Exercise ->
Retype the listing that follows, exactly as written.

— Start of Data shown —

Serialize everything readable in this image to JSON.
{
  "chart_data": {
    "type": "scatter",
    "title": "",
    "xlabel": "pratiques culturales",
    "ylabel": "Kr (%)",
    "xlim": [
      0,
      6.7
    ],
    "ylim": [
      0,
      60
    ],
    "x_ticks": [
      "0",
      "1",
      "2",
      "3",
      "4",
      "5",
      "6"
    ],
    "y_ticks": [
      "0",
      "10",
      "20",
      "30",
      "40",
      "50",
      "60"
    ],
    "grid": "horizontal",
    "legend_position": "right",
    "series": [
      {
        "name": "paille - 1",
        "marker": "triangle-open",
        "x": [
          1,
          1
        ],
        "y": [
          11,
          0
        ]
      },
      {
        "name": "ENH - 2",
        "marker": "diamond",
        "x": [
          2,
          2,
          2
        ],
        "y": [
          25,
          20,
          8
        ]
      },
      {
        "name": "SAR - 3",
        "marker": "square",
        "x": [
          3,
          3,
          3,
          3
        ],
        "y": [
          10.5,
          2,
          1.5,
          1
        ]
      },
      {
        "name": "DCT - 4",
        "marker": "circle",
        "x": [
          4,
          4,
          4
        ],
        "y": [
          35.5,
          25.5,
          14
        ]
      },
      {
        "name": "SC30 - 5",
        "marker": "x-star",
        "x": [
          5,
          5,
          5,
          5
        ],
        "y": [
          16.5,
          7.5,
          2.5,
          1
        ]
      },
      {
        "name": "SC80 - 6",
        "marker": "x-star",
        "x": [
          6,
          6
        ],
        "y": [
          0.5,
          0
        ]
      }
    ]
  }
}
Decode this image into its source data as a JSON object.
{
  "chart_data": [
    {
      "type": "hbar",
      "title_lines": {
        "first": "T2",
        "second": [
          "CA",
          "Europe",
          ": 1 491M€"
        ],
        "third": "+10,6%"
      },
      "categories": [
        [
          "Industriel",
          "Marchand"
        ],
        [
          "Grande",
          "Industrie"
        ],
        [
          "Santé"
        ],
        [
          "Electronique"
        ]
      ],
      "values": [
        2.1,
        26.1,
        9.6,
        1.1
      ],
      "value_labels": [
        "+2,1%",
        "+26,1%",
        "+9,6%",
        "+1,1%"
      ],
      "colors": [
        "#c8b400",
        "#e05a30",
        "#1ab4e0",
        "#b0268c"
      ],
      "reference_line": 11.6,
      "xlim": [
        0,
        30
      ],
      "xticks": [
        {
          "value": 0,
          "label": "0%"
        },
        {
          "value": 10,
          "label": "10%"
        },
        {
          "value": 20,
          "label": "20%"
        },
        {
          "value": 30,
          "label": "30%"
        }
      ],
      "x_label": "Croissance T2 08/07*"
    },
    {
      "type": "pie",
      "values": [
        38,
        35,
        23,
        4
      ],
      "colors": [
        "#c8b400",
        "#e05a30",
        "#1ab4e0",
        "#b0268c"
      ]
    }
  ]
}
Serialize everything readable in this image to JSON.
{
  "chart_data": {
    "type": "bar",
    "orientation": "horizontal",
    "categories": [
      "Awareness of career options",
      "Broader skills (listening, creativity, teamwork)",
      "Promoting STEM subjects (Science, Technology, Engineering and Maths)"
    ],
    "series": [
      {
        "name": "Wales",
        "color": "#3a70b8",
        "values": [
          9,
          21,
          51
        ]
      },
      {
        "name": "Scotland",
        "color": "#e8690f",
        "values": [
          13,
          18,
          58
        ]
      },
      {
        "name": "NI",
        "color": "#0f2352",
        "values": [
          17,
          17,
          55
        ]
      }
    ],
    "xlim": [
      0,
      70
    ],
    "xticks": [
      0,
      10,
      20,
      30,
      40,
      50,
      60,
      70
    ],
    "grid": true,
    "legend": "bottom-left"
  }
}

— End of Data shown —

Reply ->
Serialize everything readable in this image to JSON.
{
  "chart_data": {
    "type": "scatter",
    "title": "",
    "xlabel": "pratiques culturales",
    "ylabel": "Kr (%)",
    "xlim": [
      0,
      6.7
    ],
    "ylim": [
      0,
      60
    ],
    "x_ticks": [
      "0",
      "1",
      "2",
      "3",
      "4",
      "5",
      "6"
    ],
    "y_ticks": [
      "0",
      "10",
      "20",
      "30",
      "40",
      "50",
      "60"
    ],
    "grid": "horizontal",
    "legend_position": "right",
    "series": [
      {
        "name": "paille - 1",
        "marker": "triangle-open",
        "x": [
          1,
          1
        ],
        "y": [
          11,
          0
        ]
      },
      {
        "name": "ENH - 2",
        "marker": "diamond",
        "x": [
          2,
          2,
          2
        ],
        "y": [
          25,
          20,
          8
        ]
      },
      {
        "name": "SAR - 3",
        "marker": "square",
        "x": [
          3,
          3,
          3,
          3
        ],
        "y": [
          10.5,
          2,
          1.5,
          1
        ]
      },
      {
        "name": "DCT - 4",
        "marker": "circle",
        "x": [
          4,
          4,
          4
        ],
        "y": [
          35.5,
          25.5,
          14
        ]
      },
      {
        "name": "SC30 - 5",
        "marker": "x-star",
        "x": [
          5,
          5,
          5,
          5
        ],
        "y": [
          16.5,
          7.5,
          2.5,
          1
        ]
      },
      {
        "name": "SC80 - 6",
        "marker": "x-star",
        "x": [
          6,
          6
        ],
        "y": [
          0.5,
          0
        ]
      }
    ]
  }
}
Decode this image into its source data as a JSON object.
{
  "chart_data": [
    {
      "type": "hbar",
      "title_lines": {
        "first": "T2",
        "second": [
          "CA",
          "Europe",
          ": 1 491M€"
        ],
        "third": "+10,6%"
      },
      "categories": [
        [
          "Industriel",
          "Marchand"
        ],
        [
          "Grande",
          "Industrie"
        ],
        [
          "Santé"
        ],
        [
          "Electronique"
        ]
      ],
      "values": [
        2.1,
        26.1,
        9.6,
        1.1
      ],
      "value_labels": [
        "+2,1%",
        "+26,1%",
        "+9,6%",
        "+1,1%"
      ],
      "colors": [
        "#c8b400",
        "#e05a30",
        "#1ab4e0",
        "#b0268c"
      ],
      "reference_line": 11.6,
      "xlim": [
        0,
        30
      ],
      "xticks": [
        {
          "value": 0,
          "label": "0%"
        },
        {
          "value": 10,
          "label": "10%"
        },
        {
          "value": 20,
          "label": "20%"
        },
        {
          "value": 30,
          "label": "30%"
        }
      ],
      "x_label": "Croissance T2 08/07*"
    },
    {
      "type": "pie",
      "values": [
        38,
        35,
        23,
        4
      ],
      "colors": [
        "#c8b400",
        "#e05a30",
        "#1ab4e0",
        "#b0268c"
      ]
    }
  ]
}
Serialize everything readable in this image to JSON.
{
  "chart_data": {
    "type": "bar",
    "orientation": "horizontal",
    "categories": [
      "Awareness of career options",
      "Broader skills (listening, creativity, teamwork)",
      "Promoting STEM subjects (Science, Technology, Engineering and Maths)"
    ],
    "series": [
      {
        "name": "Wales",
        "color": "#3a70b8",
        "values": [
          9,
          21,
          51
        ]
      },
      {
        "name": "Scotland",
        "color": "#e8690f",
        "values": [
          13,
          18,
          58
        ]
      },
      {
        "name": "NI",
        "color": "#0f2352",
        "values": [
          17,
          17,
          55
        ]
      }
    ],
    "xlim": [
      0,
      70
    ],
    "xticks": [
      0,
      10,
      20,
      30,
      40,
      50,
      60,
      70
    ],
    "grid": true,
    "legend": "bottom-left"
  }
}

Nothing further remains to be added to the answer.